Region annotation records

____

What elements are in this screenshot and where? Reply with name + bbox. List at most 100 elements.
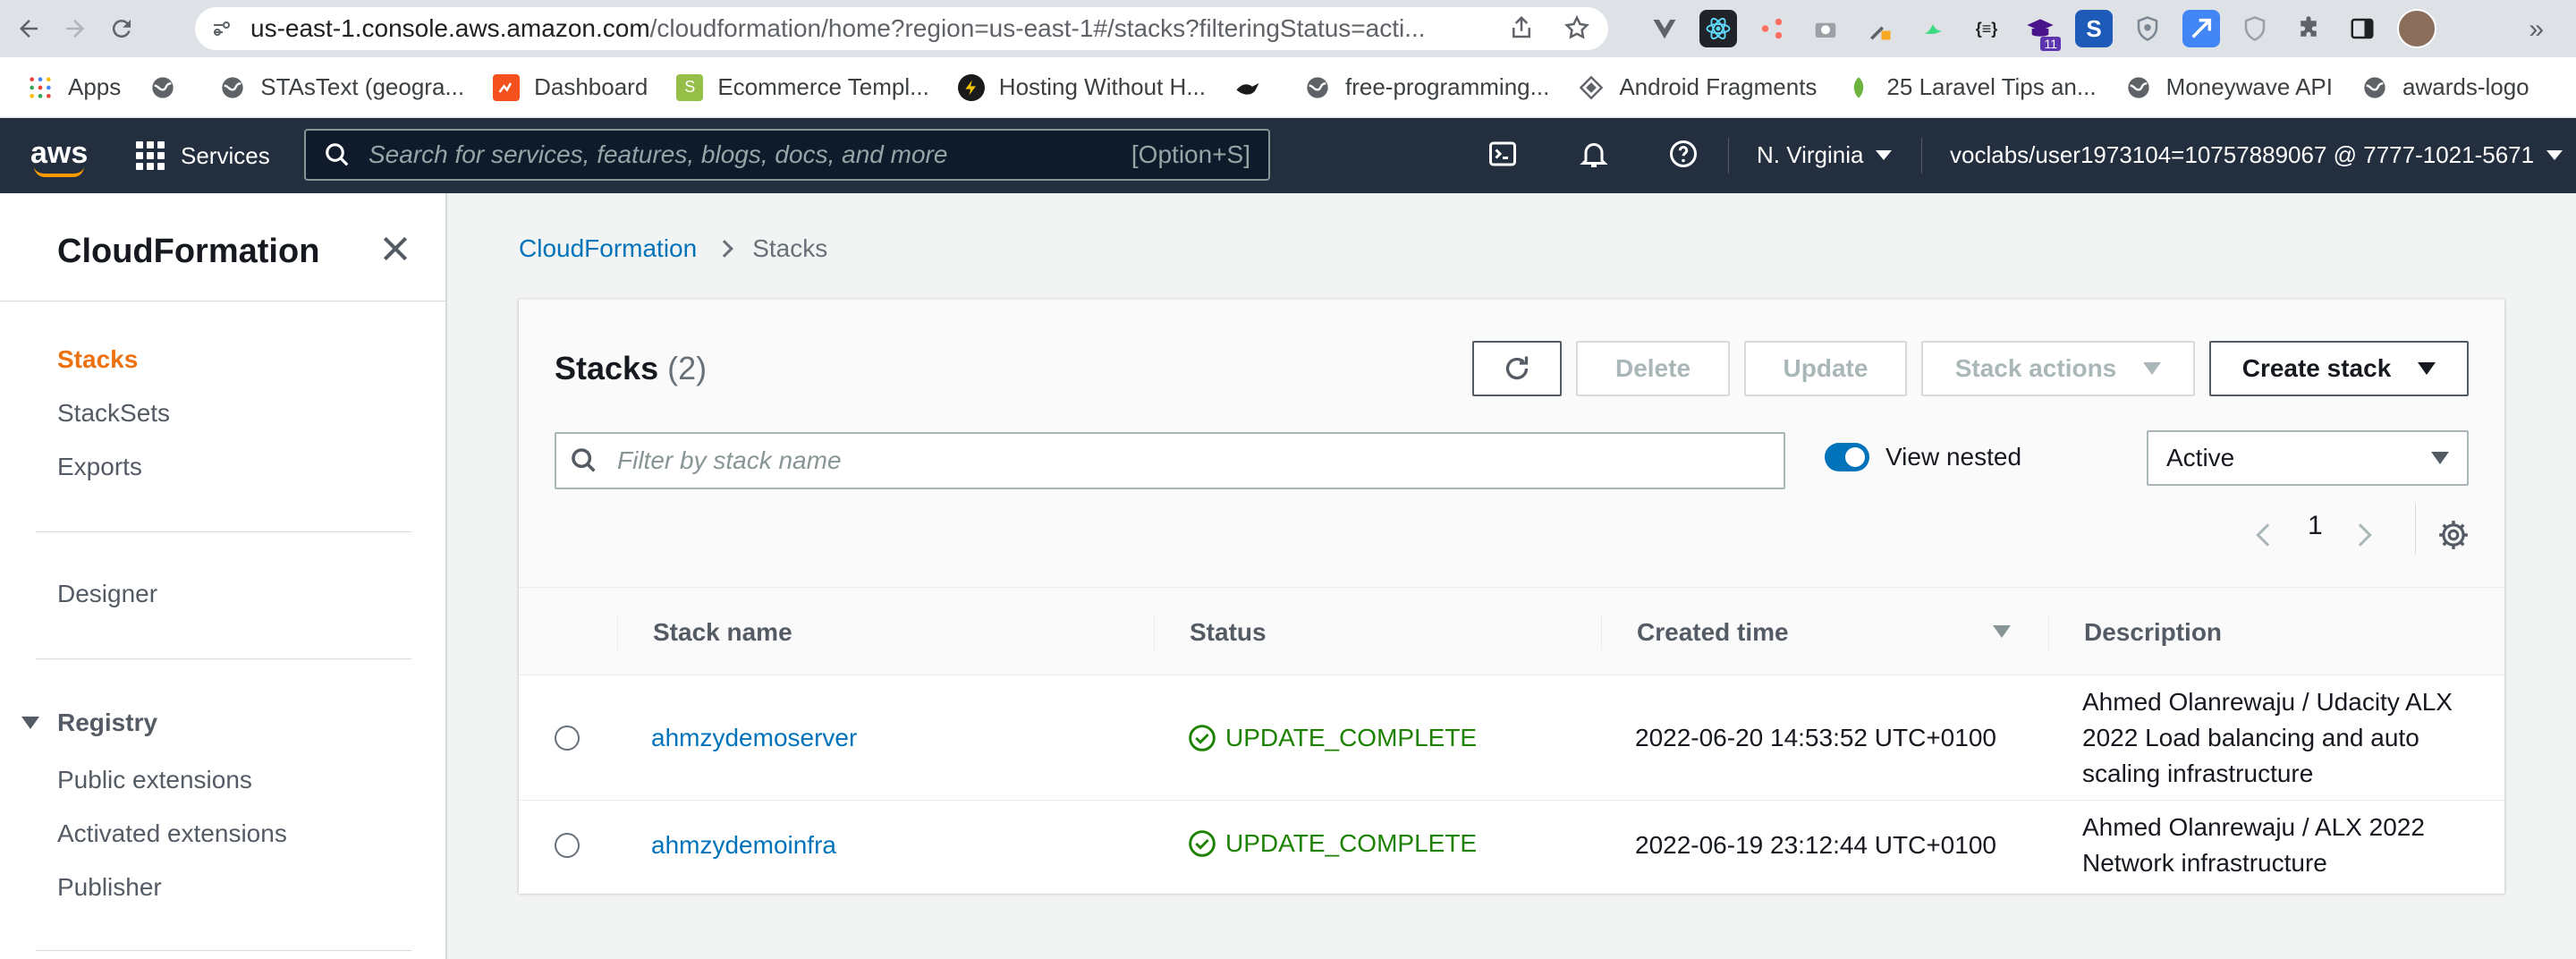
column-divider — [1601, 615, 1602, 650]
stack-name-link[interactable]: ahmzydemoserver — [651, 724, 857, 752]
help-icon[interactable] — [1665, 136, 1701, 172]
more-bookmarks-icon[interactable]: » — [2529, 14, 2544, 45]
forward-arrow-icon[interactable] — [57, 11, 93, 47]
bookmark-item[interactable]: STAsText (geogra... — [219, 73, 464, 101]
globe-icon — [149, 74, 176, 101]
share-icon[interactable] — [1508, 14, 1535, 41]
registry-label: Registry — [57, 709, 158, 736]
sort-descending-icon[interactable] — [1993, 625, 2011, 638]
row-select-radio[interactable] — [555, 726, 580, 751]
previous-page-icon[interactable] — [2256, 523, 2279, 547]
refresh-button[interactable] — [1472, 341, 1562, 396]
create-stack-label: Create stack — [2241, 354, 2392, 382]
column-header-description[interactable]: Description — [2084, 618, 2222, 647]
filter-stack-name-input[interactable]: Filter by stack name — [555, 432, 1785, 489]
aws-search-input[interactable]: Search for services, features, blogs, do… — [304, 129, 1270, 181]
globe-icon — [2361, 74, 2388, 101]
description-line: Ahmed Olanrewaju / Udacity ALX — [2082, 688, 2453, 716]
header-divider — [1921, 138, 1922, 174]
vue-extension-icon[interactable] — [1646, 10, 1683, 47]
table-row[interactable]: ahmzydemoserver UPDATE_COMPLETE 2022-06-… — [519, 675, 2504, 801]
bookmark-item[interactable]: Apps — [27, 73, 121, 101]
column-header-status[interactable]: Status — [1190, 618, 1267, 647]
react-extension-icon[interactable] — [1699, 10, 1737, 47]
stacks-panel: Stacks (2) Delete Update Stack actions C… — [519, 299, 2504, 894]
update-button[interactable]: Update — [1744, 341, 1907, 396]
bookmark-star-icon[interactable] — [1563, 14, 1590, 41]
bookmark-item[interactable]: awards-logo — [2361, 73, 2529, 101]
create-stack-dropdown[interactable]: Create stack — [2209, 341, 2469, 396]
breadcrumb-chevron-icon — [716, 240, 734, 258]
bookmark-label: Ecommerce Templ... — [717, 73, 929, 100]
site-info-icon[interactable] — [211, 18, 233, 39]
bookmark-item[interactable] — [149, 74, 191, 101]
side-panel-icon[interactable] — [2343, 10, 2381, 47]
bookmark-label: STAsText (geogra... — [260, 73, 465, 100]
sidebar-item-stacksets[interactable]: StackSets — [57, 399, 170, 428]
description: Ahmed Olanrewaju / ALX 2022 Network infr… — [2082, 810, 2485, 881]
bookmark-item[interactable]: Dashboard — [493, 73, 648, 101]
eyedropper-extension-icon[interactable] — [1860, 10, 1898, 47]
back-arrow-icon[interactable] — [11, 11, 47, 47]
sidebar-item-exports[interactable]: Exports — [57, 453, 142, 481]
bookmark-item[interactable]: S Ecommerce Templ... — [676, 73, 929, 101]
sidebar-divider — [36, 950, 411, 951]
sidebar-section-registry[interactable]: Registry — [21, 709, 157, 737]
share-nodes-extension-icon[interactable] — [1753, 10, 1791, 47]
camera-extension-icon[interactable] — [1807, 10, 1844, 47]
view-nested-toggle[interactable] — [1825, 443, 1869, 471]
s-extension-icon[interactable]: S — [2075, 10, 2113, 47]
puzzle-extensions-icon[interactable] — [2290, 10, 2327, 47]
reload-icon[interactable] — [104, 11, 140, 47]
table-row[interactable]: ahmzydemoinfra UPDATE_COMPLETE 2022-06-1… — [519, 801, 2504, 894]
bookmark-item[interactable]: Hosting Without H... — [957, 73, 1206, 101]
search-icon — [572, 448, 596, 472]
region-selector[interactable]: N. Virginia — [1757, 141, 1893, 169]
gear-icon[interactable] — [2436, 518, 2470, 552]
bookmark-item[interactable]: free-programming... — [1304, 73, 1549, 101]
bird-extension-icon[interactable] — [1914, 10, 1952, 47]
view-nested-label: View nested — [1885, 443, 2022, 471]
description-line: Network infrastructure — [2082, 849, 2327, 877]
breadcrumb: CloudFormation Stacks — [519, 234, 827, 263]
bookmark-item[interactable]: 25 Laravel Tips an... — [1845, 73, 2097, 101]
sidebar-item-stacks[interactable]: Stacks — [57, 345, 138, 374]
status-text: UPDATE_COMPLETE — [1225, 724, 1478, 751]
breadcrumb-cloudformation-link[interactable]: CloudFormation — [519, 234, 697, 263]
status-filter-select[interactable]: Active — [2147, 430, 2469, 486]
bookmark-label: free-programming... — [1345, 73, 1550, 100]
bookmark-item[interactable]: Moneywave API — [2125, 73, 2333, 101]
created-time: 2022-06-19 23:12:44 UTC+0100 — [1635, 831, 1996, 859]
bookmark-label: Apps — [68, 73, 122, 100]
delete-button[interactable]: Delete — [1576, 341, 1730, 396]
page-number[interactable]: 1 — [2308, 511, 2323, 541]
sidebar-divider — [36, 531, 411, 532]
account-menu[interactable]: voclabs/user1973104=10757889067 @ 7777-1… — [1950, 141, 2563, 169]
sidebar-item-activated-extensions[interactable]: Activated extensions — [57, 819, 287, 848]
bookmark-item[interactable] — [1234, 74, 1275, 101]
column-divider — [2048, 615, 2049, 650]
shield-extension-icon[interactable] — [2129, 10, 2166, 47]
profile-avatar[interactable] — [2397, 9, 2436, 48]
close-icon[interactable] — [377, 231, 413, 267]
shield-check-extension-icon[interactable] — [2236, 10, 2274, 47]
arrow-extension-icon[interactable] — [2182, 10, 2220, 47]
column-header-created-time[interactable]: Created time — [1637, 618, 1789, 647]
address-bar[interactable]: us-east-1.console.aws.amazon.com/cloudfo… — [195, 7, 1608, 50]
services-menu-button[interactable]: Services — [136, 141, 270, 170]
graduation-cap-extension-icon[interactable]: 11 — [2021, 10, 2061, 51]
next-page-icon[interactable] — [2349, 523, 2372, 547]
browser-toolbar: us-east-1.console.aws.amazon.com/cloudfo… — [0, 0, 2576, 57]
bookmark-item[interactable]: Android Fragments — [1578, 73, 1817, 101]
sidebar-item-publisher[interactable]: Publisher — [57, 873, 162, 902]
sidebar-item-public-extensions[interactable]: Public extensions — [57, 766, 252, 794]
sidebar-item-designer[interactable]: Designer — [57, 580, 157, 608]
column-header-stack-name[interactable]: Stack name — [653, 618, 792, 647]
aws-logo[interactable]: aws — [30, 136, 89, 177]
stack-name-link[interactable]: ahmzydemoinfra — [651, 831, 836, 860]
cloudshell-icon[interactable] — [1485, 136, 1521, 172]
stack-actions-dropdown[interactable]: Stack actions — [1921, 341, 2195, 396]
notifications-bell-icon[interactable] — [1576, 136, 1612, 172]
row-select-radio[interactable] — [555, 833, 580, 858]
json-extension-icon[interactable]: {≡} — [1968, 10, 2005, 47]
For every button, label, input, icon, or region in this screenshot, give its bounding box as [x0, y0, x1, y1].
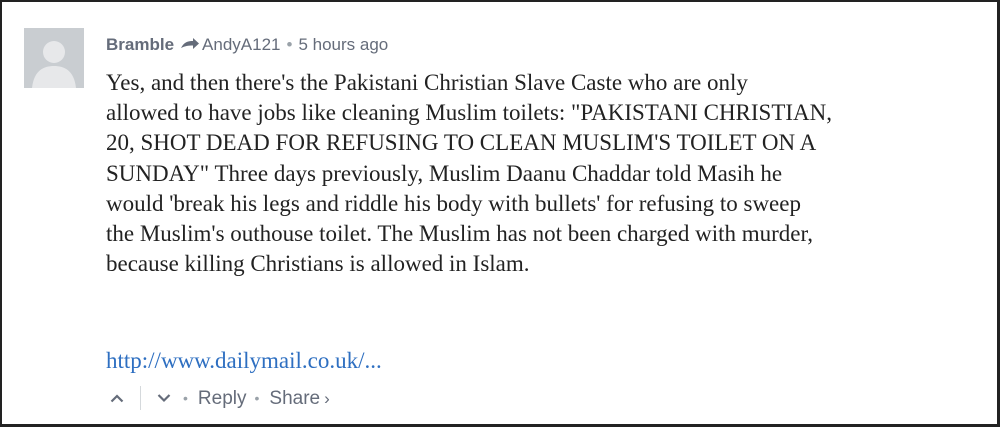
chevron-down-icon	[157, 394, 171, 403]
header-separator: •	[286, 35, 293, 54]
author-name[interactable]: Bramble	[106, 35, 174, 54]
action-separator: •	[183, 390, 188, 406]
share-chevron-icon: ›	[324, 389, 330, 408]
comment-line: because killing Christians is allowed in…	[106, 251, 530, 277]
comment-line: Yes, and then there's the Pakistani Chri…	[106, 70, 748, 95]
comment-body: Yes, and then there's the Pakistani Chri…	[106, 68, 986, 279]
downvote-button[interactable]	[153, 384, 175, 412]
default-avatar-icon	[24, 28, 84, 88]
comment-line: the Muslim's outhouse toilet. The Muslim…	[106, 221, 813, 247]
share-label: Share	[269, 388, 321, 409]
comment-actions: • Reply • Share ›	[106, 384, 330, 412]
comment-header: Bramble AndyA121 • 5 hours ago	[106, 34, 388, 58]
comment-line: 20, SHOT DEAD FOR REFUSING TO CLEAN MUSL…	[106, 130, 817, 156]
action-separator: •	[254, 390, 260, 406]
comment-line: would 'break his legs and riddle his bod…	[106, 190, 801, 216]
avatar[interactable]	[24, 28, 84, 88]
external-link[interactable]: http://www.dailymail.co.uk/...	[106, 346, 382, 376]
reply-button[interactable]: Reply	[198, 388, 247, 409]
timestamp[interactable]: 5 hours ago	[298, 35, 388, 54]
comment-card: Bramble AndyA121 • 5 hours ago Yes, and the…	[0, 0, 1000, 427]
chevron-up-icon	[110, 394, 124, 403]
share-button[interactable]: Share ›	[269, 388, 329, 409]
reply-arrow-icon	[180, 36, 200, 58]
comment-line: SUNDAY" Three days previously, Muslim Da…	[106, 160, 783, 186]
vote-divider	[140, 386, 141, 410]
comment-line: allowed to have jobs like cleaning Musli…	[106, 100, 833, 126]
parent-author-link[interactable]: AndyA121	[202, 35, 280, 54]
upvote-button[interactable]	[106, 384, 128, 412]
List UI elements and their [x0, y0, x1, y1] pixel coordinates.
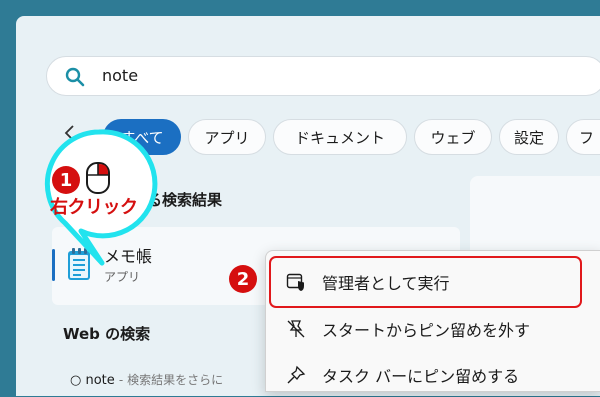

____

Retype the part of the items that opens with the line containing "column-divider — [1601, 615, 1602, 650]" and closes with the line containing "globe-icon — [2361, 74, 2388, 101]", keeping both of those lines.

column-divider — [1601, 615, 1602, 650]
stack-name-link[interactable]: ahmzydemoserver — [651, 724, 857, 752]
help-icon[interactable] — [1665, 136, 1701, 172]
more-bookmarks-icon[interactable]: » — [2529, 14, 2544, 45]
forward-arrow-icon[interactable] — [57, 11, 93, 47]
bookmark-item[interactable]: STAsText (geogra... — [219, 73, 464, 101]
globe-icon — [149, 74, 176, 101]
share-icon[interactable] — [1508, 14, 1535, 41]
registry-label: Registry — [57, 709, 158, 736]
sort-descending-icon[interactable] — [1993, 625, 2011, 638]
row-select-radio[interactable] — [555, 726, 580, 751]
previous-page-icon[interactable] — [2256, 523, 2279, 547]
refresh-button[interactable] — [1472, 341, 1562, 396]
create-stack-label: Create stack — [2241, 354, 2392, 382]
column-header-description[interactable]: Description — [2084, 618, 2222, 647]
filter-stack-name-input[interactable]: Filter by stack name — [555, 432, 1785, 489]
aws-search-input[interactable]: Search for services, features, blogs, do… — [304, 129, 1270, 181]
globe-icon — [2361, 74, 2388, 101]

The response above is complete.